_EXTRACTED DATA_
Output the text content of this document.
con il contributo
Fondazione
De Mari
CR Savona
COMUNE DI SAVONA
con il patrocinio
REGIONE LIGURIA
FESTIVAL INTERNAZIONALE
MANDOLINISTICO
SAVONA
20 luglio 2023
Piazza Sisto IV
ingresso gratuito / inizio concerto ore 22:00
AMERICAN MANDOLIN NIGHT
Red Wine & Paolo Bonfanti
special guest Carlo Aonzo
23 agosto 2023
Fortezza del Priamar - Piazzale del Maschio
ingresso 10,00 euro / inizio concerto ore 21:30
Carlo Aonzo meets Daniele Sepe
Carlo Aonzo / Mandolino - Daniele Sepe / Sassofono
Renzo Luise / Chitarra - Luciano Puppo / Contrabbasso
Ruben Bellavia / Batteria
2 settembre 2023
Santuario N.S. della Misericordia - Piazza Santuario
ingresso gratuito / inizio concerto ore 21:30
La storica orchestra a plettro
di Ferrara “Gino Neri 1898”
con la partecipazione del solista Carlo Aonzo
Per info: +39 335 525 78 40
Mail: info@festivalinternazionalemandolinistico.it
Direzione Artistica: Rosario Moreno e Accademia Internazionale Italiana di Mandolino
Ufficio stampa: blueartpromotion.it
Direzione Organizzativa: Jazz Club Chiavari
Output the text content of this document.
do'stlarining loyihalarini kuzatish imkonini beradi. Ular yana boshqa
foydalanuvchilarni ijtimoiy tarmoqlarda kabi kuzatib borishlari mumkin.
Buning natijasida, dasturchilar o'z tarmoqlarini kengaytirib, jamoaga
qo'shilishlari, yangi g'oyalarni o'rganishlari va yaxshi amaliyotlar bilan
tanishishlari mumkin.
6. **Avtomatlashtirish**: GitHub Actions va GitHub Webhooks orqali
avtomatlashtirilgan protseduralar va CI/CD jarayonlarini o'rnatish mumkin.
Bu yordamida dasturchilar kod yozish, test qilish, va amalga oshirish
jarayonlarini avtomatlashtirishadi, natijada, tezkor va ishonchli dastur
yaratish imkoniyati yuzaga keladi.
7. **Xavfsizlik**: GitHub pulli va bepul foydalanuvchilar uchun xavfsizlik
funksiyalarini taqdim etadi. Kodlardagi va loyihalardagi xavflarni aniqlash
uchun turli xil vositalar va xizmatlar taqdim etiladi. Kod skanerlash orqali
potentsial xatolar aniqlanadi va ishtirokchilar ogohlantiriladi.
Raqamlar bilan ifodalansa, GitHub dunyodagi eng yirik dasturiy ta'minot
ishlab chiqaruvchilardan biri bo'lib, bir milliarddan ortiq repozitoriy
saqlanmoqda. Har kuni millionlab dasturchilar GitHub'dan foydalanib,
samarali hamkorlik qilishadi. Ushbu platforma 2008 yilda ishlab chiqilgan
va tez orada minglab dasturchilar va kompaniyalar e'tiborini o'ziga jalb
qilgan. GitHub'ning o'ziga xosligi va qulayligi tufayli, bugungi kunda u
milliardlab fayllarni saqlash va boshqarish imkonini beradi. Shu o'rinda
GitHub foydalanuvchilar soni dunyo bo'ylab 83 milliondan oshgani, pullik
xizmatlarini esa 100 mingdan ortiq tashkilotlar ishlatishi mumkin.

_EXERCISE_
Return the listing above in its exact form.

_COMPLETE OUTPUT_
Output the text content of this document.
con il contributo
Fondazione
De Mari
CR Savona
COMUNE DI SAVONA
con il patrocinio
REGIONE LIGURIA
FESTIVAL INTERNAZIONALE
MANDOLINISTICO
SAVONA
20 luglio 2023
Piazza Sisto IV
ingresso gratuito / inizio concerto ore 22:00
AMERICAN MANDOLIN NIGHT
Red Wine & Paolo Bonfanti
special guest Carlo Aonzo
23 agosto 2023
Fortezza del Priamar - Piazzale del Maschio
ingresso 10,00 euro / inizio concerto ore 21:30
Carlo Aonzo meets Daniele Sepe
Carlo Aonzo / Mandolino - Daniele Sepe / Sassofono
Renzo Luise / Chitarra - Luciano Puppo / Contrabbasso
Ruben Bellavia / Batteria
2 settembre 2023
Santuario N.S. della Misericordia - Piazza Santuario
ingresso gratuito / inizio concerto ore 21:30
La storica orchestra a plettro
di Ferrara “Gino Neri 1898”
con la partecipazione del solista Carlo Aonzo
Per info: +39 335 525 78 40
Mail: info@festivalinternazionalemandolinistico.it
Direzione Artistica: Rosario Moreno e Accademia Internazionale Italiana di Mandolino
Ufficio stampa: blueartpromotion.it
Direzione Organizzativa: Jazz Club Chiavari
Output the text content of this document.
do'stlarining loyihalarini kuzatish imkonini beradi. Ular yana boshqa
foydalanuvchilarni ijtimoiy tarmoqlarda kabi kuzatib borishlari mumkin.
Buning natijasida, dasturchilar o'z tarmoqlarini kengaytirib, jamoaga
qo'shilishlari, yangi g'oyalarni o'rganishlari va yaxshi amaliyotlar bilan
tanishishlari mumkin.
6. **Avtomatlashtirish**: GitHub Actions va GitHub Webhooks orqali
avtomatlashtirilgan protseduralar va CI/CD jarayonlarini o'rnatish mumkin.
Bu yordamida dasturchilar kod yozish, test qilish, va amalga oshirish
jarayonlarini avtomatlashtirishadi, natijada, tezkor va ishonchli dastur
yaratish imkoniyati yuzaga keladi.
7. **Xavfsizlik**: GitHub pulli va bepul foydalanuvchilar uchun xavfsizlik
funksiyalarini taqdim etadi. Kodlardagi va loyihalardagi xavflarni aniqlash
uchun turli xil vositalar va xizmatlar taqdim etiladi. Kod skanerlash orqali
potentsial xatolar aniqlanadi va ishtirokchilar ogohlantiriladi.
Raqamlar bilan ifodalansa, GitHub dunyodagi eng yirik dasturiy ta'minot
ishlab chiqaruvchilardan biri bo'lib, bir milliarddan ortiq repozitoriy
saqlanmoqda. Har kuni millionlab dasturchilar GitHub'dan foydalanib,
samarali hamkorlik qilishadi. Ushbu platforma 2008 yilda ishlab chiqilgan
va tez orada minglab dasturchilar va kompaniyalar e'tiborini o'ziga jalb
qilgan. GitHub'ning o'ziga xosligi va qulayligi tufayli, bugungi kunda u
milliardlab fayllarni saqlash va boshqarish imkonini beradi. Shu o'rinda
GitHub foydalanuvchilar soni dunyo bo'ylab 83 milliondan oshgani, pullik
xizmatlarini esa 100 mingdan ortiq tashkilotlar ishlatishi mumkin.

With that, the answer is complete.